▸ **取り組む課題**
下にあるパリのピアニストの紹介文に出てくる人名を、一つ残らず書き出してください。

パリで活躍する素敵な方々にインタビューし、それぞれの「モンパリ」をお聞きします。



セ・サンパ
感じいい!親切!ちょっと贅沢!「セ・サンパ」とパリジャンは表現します。そんなサンパなパリを、ほぼ毎週更新でご紹介しています。
音楽の都・パリのピアニスト 
その1 2足のわらじで日本にも上陸 2007.06

 ジャン・ルイ・ベイドン氏は、パリ近郊ヴァンヴ市のコンセルバトワールの校長先生です。一方、アラン・ルプレストを始め、多くのシャンソン歌手の伴奏も手がけ、国内外で活躍する毎日です。《モンパリ》の音楽情報でおなじみのシャンソン歌手石原歩さんの伴奏者として、昨夏も日本へ演奏旅行。今は(昨年10月からロングラン)、エディット・ピアフの歌をコメディ・ミュージカル仕立てにした《L‘EMPIAFEE》に、クリステル・ショレーのピアノ伴奏者として出演中です。忙しい氏の、学校と舞台の合間を縫って、その音楽人生について伺いました。

▸ **提供された情報**
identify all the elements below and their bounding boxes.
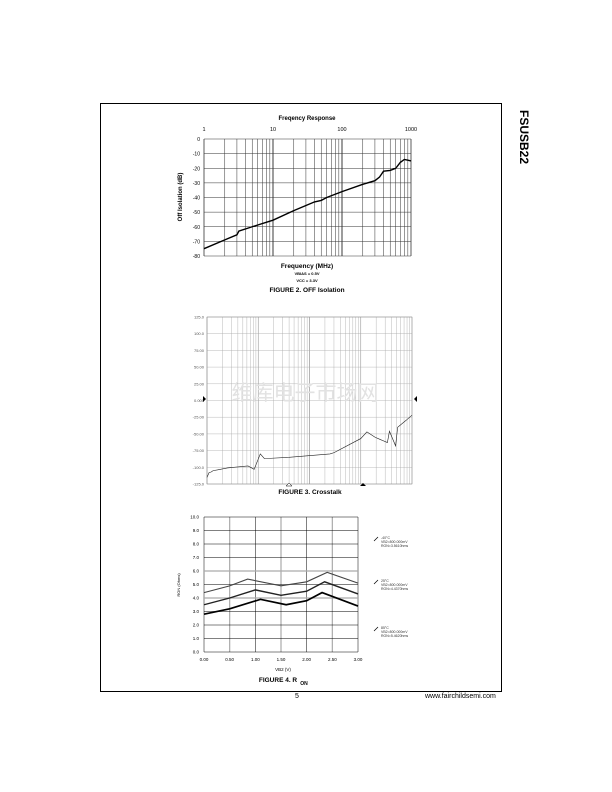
note-vbias: VBIAS = 0.5V bbox=[294, 271, 319, 276]
marker-left-icon bbox=[203, 396, 206, 402]
x-tick-label: 2.00 bbox=[302, 657, 311, 662]
x-axis-label: VB2 (V) bbox=[275, 667, 291, 672]
y-tick-label: -125.0 bbox=[193, 482, 205, 487]
marker-right-icon bbox=[414, 396, 417, 402]
y-tick-label: 75.00 bbox=[194, 348, 205, 353]
y-tick-label: 0 bbox=[197, 137, 200, 143]
series-line bbox=[203, 591, 359, 616]
y-tick-label: -50 bbox=[193, 210, 200, 216]
y-tick-label: 25.00 bbox=[194, 381, 205, 386]
figure-caption: FIGURE 4. R bbox=[259, 677, 298, 684]
x-tick-label: 2.50 bbox=[328, 657, 337, 662]
y-tick-label: 6.0 bbox=[193, 569, 200, 574]
y-tick-label: 100.0 bbox=[194, 331, 205, 336]
y-tick-label: -25.00 bbox=[193, 415, 205, 420]
legend-text: RON=4.4370hms bbox=[381, 587, 408, 591]
data-line bbox=[203, 158, 412, 250]
x-tick-label: 1.50 bbox=[277, 657, 286, 662]
x-tick-label: 3.00 bbox=[354, 657, 363, 662]
y-tick-label: 1.0 bbox=[193, 636, 200, 641]
x-axis-label: Frequency (MHz) bbox=[281, 263, 333, 270]
page-number: 5 bbox=[295, 693, 299, 700]
y-tick-label: -80 bbox=[193, 254, 200, 260]
y-tick-label: -40 bbox=[193, 196, 200, 202]
legend-marker-icon bbox=[373, 626, 379, 632]
legend-marker-icon bbox=[373, 579, 379, 585]
y-axis-label: RON (Ohms) bbox=[176, 573, 181, 597]
y-tick-label: -75.00 bbox=[193, 448, 205, 453]
chart-title: Freqency Response bbox=[278, 116, 336, 122]
y-tick-label: -10 bbox=[193, 152, 200, 158]
note-vcc: VCC = 3.3V bbox=[296, 278, 318, 283]
y-tick-label: 4.0 bbox=[193, 596, 200, 601]
y-tick-label: 0.0 bbox=[193, 650, 200, 655]
legend-text: 85°C bbox=[381, 626, 389, 630]
series-line bbox=[203, 581, 359, 606]
plot-border bbox=[206, 316, 413, 485]
y-tick-label: -60 bbox=[193, 225, 200, 231]
x-tick-label: 1.00 bbox=[251, 657, 260, 662]
y-tick-label: 7.0 bbox=[193, 555, 200, 560]
legend-text: VB2=800.000mV bbox=[381, 583, 408, 587]
y-tick-label: 9.0 bbox=[193, 528, 200, 533]
legend-text: 25°C bbox=[381, 579, 389, 583]
watermark: 维库电子市场网 bbox=[232, 381, 379, 405]
y-tick-label: -20 bbox=[193, 166, 200, 172]
y-tick-label: 8.0 bbox=[193, 542, 200, 547]
legend-text: VB2=800.000mV bbox=[381, 540, 408, 544]
legend-text: -40°C bbox=[381, 536, 390, 540]
footer-url: www.fairchildsemi.com bbox=[425, 693, 496, 700]
x-tick-label: 0.50 bbox=[225, 657, 234, 662]
legend-text: VB2=800.000mV bbox=[381, 630, 408, 634]
figure-caption: FIGURE 2. OFF Isolation bbox=[269, 287, 344, 294]
x-tick-label: 100 bbox=[337, 127, 346, 133]
figure-caption-subscript: ON bbox=[300, 681, 308, 687]
y-tick-label: 10.0 bbox=[190, 515, 199, 520]
y-tick-label: -70 bbox=[193, 239, 200, 245]
series-line bbox=[203, 571, 359, 594]
legend-text: RON=3.5610hms bbox=[381, 544, 408, 548]
data-line bbox=[206, 414, 413, 478]
y-tick-label: 125.0 bbox=[194, 315, 205, 320]
y-tick-label: 50.00 bbox=[194, 365, 205, 370]
x-tick-label: 1000 bbox=[405, 127, 417, 133]
figure-caption: FIGURE 3. Crosstalk bbox=[278, 489, 342, 496]
x-tick-label: 0.00 bbox=[200, 657, 209, 662]
x-tick-label: 10 bbox=[270, 127, 276, 133]
marker-triangle-icon bbox=[285, 482, 293, 487]
x-tick-label: 1 bbox=[202, 127, 205, 133]
y-tick-label: 3.0 bbox=[193, 609, 200, 614]
page-frame bbox=[100, 103, 502, 692]
y-tick-label: 2.0 bbox=[193, 623, 200, 628]
y-tick-label: -50.00 bbox=[193, 431, 205, 436]
y-tick-label: -30 bbox=[193, 181, 200, 187]
y-tick-label: -100.0 bbox=[193, 465, 205, 470]
legend-text: RON=5.4620hms bbox=[381, 634, 408, 638]
legend-marker-icon bbox=[373, 536, 379, 542]
y-tick-label: 0.000 bbox=[194, 398, 205, 403]
y-axis-label: Off Isolation (dB) bbox=[178, 173, 184, 222]
y-tick-label: 5.0 bbox=[193, 582, 200, 587]
marker-triangle-filled-icon bbox=[360, 483, 366, 486]
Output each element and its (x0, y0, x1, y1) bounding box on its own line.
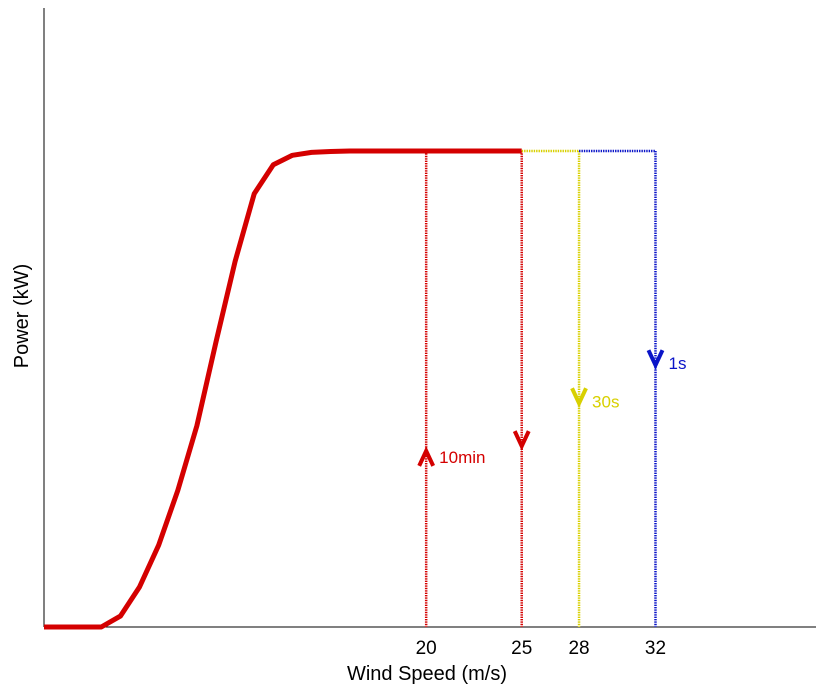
x-tick-label-32: 32 (645, 638, 666, 659)
cut-lines-layer (424, 149, 657, 627)
arrow-label-20: 10min (439, 448, 485, 467)
arrowhead-32 (646, 349, 665, 370)
arrows-layer: 10min 30s 1s (417, 349, 686, 467)
x-tick-label-20: 20 (416, 638, 437, 659)
arrowhead-25 (512, 430, 531, 451)
arrow-label-28: 30s (592, 392, 619, 411)
arrowhead-28 (570, 387, 588, 409)
power-curve-line (44, 148, 522, 630)
x-tick-label-25: 25 (511, 638, 532, 659)
arrow-label-32: 1s (668, 354, 686, 373)
x-tick-labels: 20 25 28 32 (416, 638, 666, 659)
arrowhead-20 (417, 446, 435, 467)
x-axis-label: Wind Speed (m/s) (347, 663, 507, 685)
y-axis-label: Power (kW) (11, 264, 33, 368)
curve-layer (44, 148, 522, 630)
x-tick-label-28: 28 (568, 638, 589, 659)
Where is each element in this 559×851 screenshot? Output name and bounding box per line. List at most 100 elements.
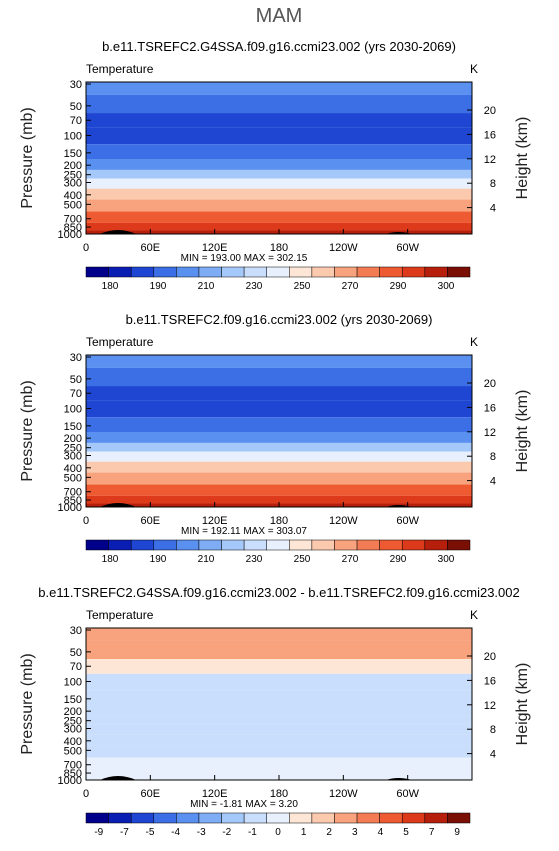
colorbar-box-0-16	[447, 266, 471, 278]
colorbar-label-0-2: 210	[198, 281, 215, 292]
contour-band-0-10	[86, 211, 472, 223]
contour-band-2-10	[86, 757, 472, 769]
y-tick-label-0-7: 300	[64, 177, 82, 189]
contour-band-1-7	[86, 451, 472, 462]
colorbar-label-2-0: -9	[94, 827, 103, 838]
colorbar-box-1-14	[401, 539, 426, 551]
y-tick-label-1-1: 50	[70, 374, 82, 386]
colorbar-box-1-4	[176, 539, 200, 551]
colorbar-box-1-0	[85, 539, 109, 551]
colorbar-box-0-10	[311, 266, 335, 278]
colorbar-box-2-10	[311, 812, 335, 824]
min-max-stats-0: MIN = 193.00 MAX = 302.15	[181, 253, 308, 264]
contour-band-1-8	[86, 461, 472, 473]
x-tick-label-1-0: 0	[83, 515, 89, 527]
x-tick-label-1-4: 120W	[329, 515, 358, 527]
colorbar-box-1-15	[424, 539, 448, 551]
x-tick-label-2-3: 180	[270, 788, 288, 800]
contour-band-0-8	[86, 188, 472, 200]
colorbar-label-2-2: -5	[146, 827, 155, 838]
right-tick-label-2-2: 12	[484, 700, 496, 712]
y-tick-label-1-8: 400	[64, 463, 82, 475]
colorbar-box-2-5	[198, 812, 222, 824]
y-tick-label-0-2: 70	[70, 115, 82, 127]
colorbar-box-2-3	[153, 812, 177, 824]
panel-title-0: b.e11.TSREFC2.G4SSA.f09.g16.ccmi23.002 (…	[102, 39, 456, 54]
units-label-0: K	[470, 62, 478, 76]
colorbar-box-0-6	[221, 266, 245, 278]
y-tick-label-0-6: 250	[64, 170, 82, 182]
colorbar-box-0-1	[108, 266, 132, 278]
min-max-stats-1: MIN = 192.11 MAX = 303.07	[181, 526, 307, 537]
contour-band-2-8	[86, 734, 472, 746]
y-tick-label-2-0: 30	[70, 625, 82, 637]
x-tick-label-0-1: 60E	[141, 242, 161, 254]
colorbar-label-1-2: 210	[198, 554, 215, 565]
colorbar-label-2-13: 7	[429, 827, 435, 838]
colorbar-label-2-5: -2	[222, 827, 231, 838]
right-tick-label-0-4: 4	[490, 203, 496, 215]
contour-band-1-9	[86, 472, 472, 485]
topography-0	[100, 230, 136, 234]
y-tick-label-2-4: 150	[64, 694, 82, 706]
colorbar-box-0-5	[198, 266, 222, 278]
colorbar-box-2-2	[130, 812, 155, 824]
y-tick-label-1-6: 250	[64, 443, 82, 455]
colorbar-box-0-13	[379, 266, 403, 278]
contour-band-0-0	[86, 82, 472, 95]
colorbar-box-2-9	[289, 812, 313, 824]
colorbar-box-2-14	[401, 812, 426, 824]
topography-1	[100, 503, 136, 507]
y-tick-label-0-10: 700	[64, 214, 82, 226]
right-tick-label-0-1: 16	[484, 129, 496, 141]
y-tick-label-1-4: 150	[64, 421, 82, 433]
colorbar-label-1-4: 250	[294, 554, 311, 565]
colorbar-label-2-3: -4	[171, 827, 180, 838]
right-tick-label-0-0: 20	[484, 105, 496, 117]
colorbar-box-0-2	[130, 266, 155, 278]
colorbar-label-2-10: 3	[352, 827, 358, 838]
contour-band-0-5	[86, 159, 472, 170]
colorbar-box-1-9	[289, 539, 313, 551]
x-tick-label-2-5: 60W	[396, 788, 419, 800]
colorbar-box-0-15	[424, 266, 448, 278]
contour-band-0-4	[86, 144, 472, 159]
colorbar-box-0-12	[356, 266, 380, 278]
contour-band-2-1	[86, 640, 472, 660]
colorbar-label-2-14: 9	[454, 827, 460, 838]
contour-band-1-3	[86, 400, 472, 418]
colorbar-box-2-1	[108, 812, 132, 824]
contour-band-2-0	[86, 628, 472, 641]
y-tick-label-0-1: 50	[70, 101, 82, 113]
colorbar-label-2-7: 0	[275, 827, 281, 838]
panel-title-2: b.e11.TSREFC2.G4SSA.f09.g16.ccmi23.002 -…	[38, 585, 520, 600]
right-tick-label-1-1: 16	[484, 402, 496, 414]
colorbar-box-2-4	[176, 812, 200, 824]
contour-band-1-5	[86, 432, 472, 443]
x-tick-label-2-2: 120E	[202, 788, 228, 800]
x-tick-label-2-0: 0	[83, 788, 89, 800]
field-label-1: Temperature	[86, 335, 154, 349]
contour-band-2-3	[86, 673, 472, 691]
y-axis-title-right-2: Height (km)	[514, 663, 531, 746]
y-tick-label-1-10: 700	[64, 487, 82, 499]
contour-band-2-7	[86, 724, 472, 735]
y-tick-label-2-8: 400	[64, 736, 82, 748]
x-tick-label-2-1: 60E	[141, 788, 161, 800]
x-tick-label-0-2: 120E	[202, 242, 228, 254]
colorbar-label-0-6: 290	[390, 281, 407, 292]
x-tick-label-0-4: 120W	[329, 242, 358, 254]
y-tick-label-0-5: 200	[64, 160, 82, 172]
contour-band-1-2	[86, 386, 472, 401]
y-tick-label-0-4: 150	[64, 148, 82, 160]
colorbar-box-1-12	[356, 539, 380, 551]
contour-band-2-11	[86, 768, 472, 777]
contour-band-1-11	[86, 495, 472, 504]
colorbar-label-2-1: -7	[120, 827, 129, 838]
x-tick-label-1-3: 180	[270, 515, 288, 527]
colorbar-label-0-4: 250	[294, 281, 311, 292]
y-axis-title-1: Pressure (mb)	[19, 380, 36, 481]
y-tick-label-2-12: 1000	[58, 775, 82, 787]
right-tick-label-2-0: 20	[484, 651, 496, 663]
min-max-stats-2: MIN = -1.81 MAX = 3.20	[190, 799, 298, 810]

▸ **課題への解答**
ジャン・ルイ・ベイドン
アラン・ルプレスト
石原歩
エディット・ピアフ
クリステル・ショレー